EXCERPTED DATA:

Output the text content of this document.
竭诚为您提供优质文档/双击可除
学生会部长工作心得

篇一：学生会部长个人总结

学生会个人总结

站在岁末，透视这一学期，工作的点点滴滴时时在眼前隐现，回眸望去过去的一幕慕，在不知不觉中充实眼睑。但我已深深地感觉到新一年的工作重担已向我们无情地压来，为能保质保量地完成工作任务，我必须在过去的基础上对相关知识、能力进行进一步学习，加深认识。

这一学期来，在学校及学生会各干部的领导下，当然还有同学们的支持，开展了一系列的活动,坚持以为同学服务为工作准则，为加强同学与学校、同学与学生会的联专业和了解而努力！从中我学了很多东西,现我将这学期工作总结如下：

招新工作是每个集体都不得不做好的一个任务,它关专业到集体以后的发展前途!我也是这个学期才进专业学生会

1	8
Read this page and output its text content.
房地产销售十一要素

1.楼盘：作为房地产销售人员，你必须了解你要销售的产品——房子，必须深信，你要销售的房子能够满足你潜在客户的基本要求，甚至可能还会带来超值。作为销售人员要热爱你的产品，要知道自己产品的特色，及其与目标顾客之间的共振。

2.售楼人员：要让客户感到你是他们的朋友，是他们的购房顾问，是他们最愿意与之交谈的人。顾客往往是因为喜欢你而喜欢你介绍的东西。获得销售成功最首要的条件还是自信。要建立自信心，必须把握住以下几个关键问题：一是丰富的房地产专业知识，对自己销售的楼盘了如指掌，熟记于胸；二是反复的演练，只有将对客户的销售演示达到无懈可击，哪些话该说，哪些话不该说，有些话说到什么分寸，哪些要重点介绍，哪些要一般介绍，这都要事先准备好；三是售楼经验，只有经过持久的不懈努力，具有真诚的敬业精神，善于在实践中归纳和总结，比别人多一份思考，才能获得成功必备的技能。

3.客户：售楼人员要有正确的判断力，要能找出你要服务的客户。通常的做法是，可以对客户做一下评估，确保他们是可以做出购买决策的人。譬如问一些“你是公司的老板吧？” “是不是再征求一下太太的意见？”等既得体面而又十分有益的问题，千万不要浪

WORK TO BE COMPLETED: Find every line in the records that contains the word "this"; copy those lines.

ANSWER TO THE PROBLEM:
Output the text content of this document.
Read this page and output its text content.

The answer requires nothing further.